### WHAT IS NEEDED
Would you set down every entry shown below, precisely as written?

* BEGIN DATA SECTION *

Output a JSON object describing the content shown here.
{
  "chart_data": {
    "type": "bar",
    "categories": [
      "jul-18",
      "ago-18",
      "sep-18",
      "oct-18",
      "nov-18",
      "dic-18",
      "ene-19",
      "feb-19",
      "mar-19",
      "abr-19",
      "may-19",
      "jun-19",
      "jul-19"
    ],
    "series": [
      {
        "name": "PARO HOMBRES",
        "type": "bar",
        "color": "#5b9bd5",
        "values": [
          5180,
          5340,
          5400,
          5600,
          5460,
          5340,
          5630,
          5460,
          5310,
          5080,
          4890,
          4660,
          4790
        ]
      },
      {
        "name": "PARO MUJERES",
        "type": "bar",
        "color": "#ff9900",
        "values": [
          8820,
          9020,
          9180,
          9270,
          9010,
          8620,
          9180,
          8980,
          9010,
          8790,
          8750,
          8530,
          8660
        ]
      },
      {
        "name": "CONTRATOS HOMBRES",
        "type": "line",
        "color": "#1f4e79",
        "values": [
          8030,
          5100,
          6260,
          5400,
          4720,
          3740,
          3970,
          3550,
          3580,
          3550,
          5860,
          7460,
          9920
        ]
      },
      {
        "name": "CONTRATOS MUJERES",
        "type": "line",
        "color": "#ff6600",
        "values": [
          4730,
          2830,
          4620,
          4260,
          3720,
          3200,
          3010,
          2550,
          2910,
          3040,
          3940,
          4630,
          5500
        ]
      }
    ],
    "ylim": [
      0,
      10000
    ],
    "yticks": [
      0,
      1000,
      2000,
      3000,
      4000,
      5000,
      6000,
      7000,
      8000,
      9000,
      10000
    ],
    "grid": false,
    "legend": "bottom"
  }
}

* END DATA SECTION *

### ANSWER
Output a JSON object describing the content shown here.
{
  "chart_data": {
    "type": "bar",
    "categories": [
      "jul-18",
      "ago-18",
      "sep-18",
      "oct-18",
      "nov-18",
      "dic-18",
      "ene-19",
      "feb-19",
      "mar-19",
      "abr-19",
      "may-19",
      "jun-19",
      "jul-19"
    ],
    "series": [
      {
        "name": "PARO HOMBRES",
        "type": "bar",
        "color": "#5b9bd5",
        "values": [
          5180,
          5340,
          5400,
          5600,
          5460,
          5340,
          5630,
          5460,
          5310,
          5080,
          4890,
          4660,
          4790
        ]
      },
      {
        "name": "PARO MUJERES",
        "type": "bar",
        "color": "#ff9900",
        "values": [
          8820,
          9020,
          9180,
          9270,
          9010,
          8620,
          9180,
          8980,
          9010,
          8790,
          8750,
          8530,
          8660
        ]
      },
      {
        "name": "CONTRATOS HOMBRES",
        "type": "line",
        "color": "#1f4e79",
        "values": [
          8030,
          5100,
          6260,
          5400,
          4720,
          3740,
          3970,
          3550,
          3580,
          3550,
          5860,
          7460,
          9920
        ]
      },
      {
        "name": "CONTRATOS MUJERES",
        "type": "line",
        "color": "#ff6600",
        "values": [
          4730,
          2830,
          4620,
          4260,
          3720,
          3200,
          3010,
          2550,
          2910,
          3040,
          3940,
          4630,
          5500
        ]
      }
    ],
    "ylim": [
      0,
      10000
    ],
    "yticks": [
      0,
      1000,
      2000,
      3000,
      4000,
      5000,
      6000,
      7000,
      8000,
      9000,
      10000
    ],
    "grid": false,
    "legend": "bottom"
  }
}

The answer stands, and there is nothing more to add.